DIRECTION
Would you return the complete listing below word for word?

RECORDS FOR THE TASK
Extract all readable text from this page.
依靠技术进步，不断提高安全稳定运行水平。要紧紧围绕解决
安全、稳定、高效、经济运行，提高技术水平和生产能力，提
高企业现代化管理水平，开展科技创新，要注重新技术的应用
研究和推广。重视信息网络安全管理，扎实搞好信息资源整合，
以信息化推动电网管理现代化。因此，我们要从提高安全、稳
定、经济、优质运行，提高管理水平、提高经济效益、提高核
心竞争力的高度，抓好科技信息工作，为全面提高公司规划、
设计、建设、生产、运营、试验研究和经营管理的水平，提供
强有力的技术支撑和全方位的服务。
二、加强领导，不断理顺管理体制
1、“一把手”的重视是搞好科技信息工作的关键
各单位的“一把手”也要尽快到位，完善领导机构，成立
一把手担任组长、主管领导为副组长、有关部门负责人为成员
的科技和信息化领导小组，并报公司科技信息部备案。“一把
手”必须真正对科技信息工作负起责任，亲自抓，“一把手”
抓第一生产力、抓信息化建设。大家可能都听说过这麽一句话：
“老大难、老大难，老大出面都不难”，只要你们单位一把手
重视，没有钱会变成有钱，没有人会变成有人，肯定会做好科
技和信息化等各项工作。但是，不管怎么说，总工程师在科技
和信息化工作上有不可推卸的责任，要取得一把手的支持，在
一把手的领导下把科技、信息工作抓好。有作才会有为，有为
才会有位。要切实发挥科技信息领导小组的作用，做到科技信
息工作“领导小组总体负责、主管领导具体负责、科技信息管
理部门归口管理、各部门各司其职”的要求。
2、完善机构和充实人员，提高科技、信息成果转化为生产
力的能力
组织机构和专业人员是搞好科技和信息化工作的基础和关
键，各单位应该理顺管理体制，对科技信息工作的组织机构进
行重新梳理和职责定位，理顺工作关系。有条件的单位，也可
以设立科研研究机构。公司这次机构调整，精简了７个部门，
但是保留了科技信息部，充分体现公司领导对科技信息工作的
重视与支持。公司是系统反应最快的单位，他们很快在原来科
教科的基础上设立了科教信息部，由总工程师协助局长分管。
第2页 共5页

FINISHED EXERCISE
Extract all readable text from this page.
依靠技术进步，不断提高安全稳定运行水平。要紧紧围绕解决
安全、稳定、高效、经济运行，提高技术水平和生产能力，提
高企业现代化管理水平，开展科技创新，要注重新技术的应用
研究和推广。重视信息网络安全管理，扎实搞好信息资源整合，
以信息化推动电网管理现代化。因此，我们要从提高安全、稳
定、经济、优质运行，提高管理水平、提高经济效益、提高核
心竞争力的高度，抓好科技信息工作，为全面提高公司规划、
设计、建设、生产、运营、试验研究和经营管理的水平，提供
强有力的技术支撑和全方位的服务。
二、加强领导，不断理顺管理体制
1、“一把手”的重视是搞好科技信息工作的关键
各单位的“一把手”也要尽快到位，完善领导机构，成立
一把手担任组长、主管领导为副组长、有关部门负责人为成员
的科技和信息化领导小组，并报公司科技信息部备案。“一把
手”必须真正对科技信息工作负起责任，亲自抓，“一把手”
抓第一生产力、抓信息化建设。大家可能都听说过这麽一句话：
“老大难、老大难，老大出面都不难”，只要你们单位一把手
重视，没有钱会变成有钱，没有人会变成有人，肯定会做好科
技和信息化等各项工作。但是，不管怎么说，总工程师在科技
和信息化工作上有不可推卸的责任，要取得一把手的支持，在
一把手的领导下把科技、信息工作抓好。有作才会有为，有为
才会有位。要切实发挥科技信息领导小组的作用，做到科技信
息工作“领导小组总体负责、主管领导具体负责、科技信息管
理部门归口管理、各部门各司其职”的要求。
2、完善机构和充实人员，提高科技、信息成果转化为生产
力的能力
组织机构和专业人员是搞好科技和信息化工作的基础和关
键，各单位应该理顺管理体制，对科技信息工作的组织机构进
行重新梳理和职责定位，理顺工作关系。有条件的单位，也可
以设立科研研究机构。公司这次机构调整，精简了７个部门，
但是保留了科技信息部，充分体现公司领导对科技信息工作的
重视与支持。公司是系统反应最快的单位，他们很快在原来科
教科的基础上设立了科教信息部，由总工程师协助局长分管。
第2页 共5页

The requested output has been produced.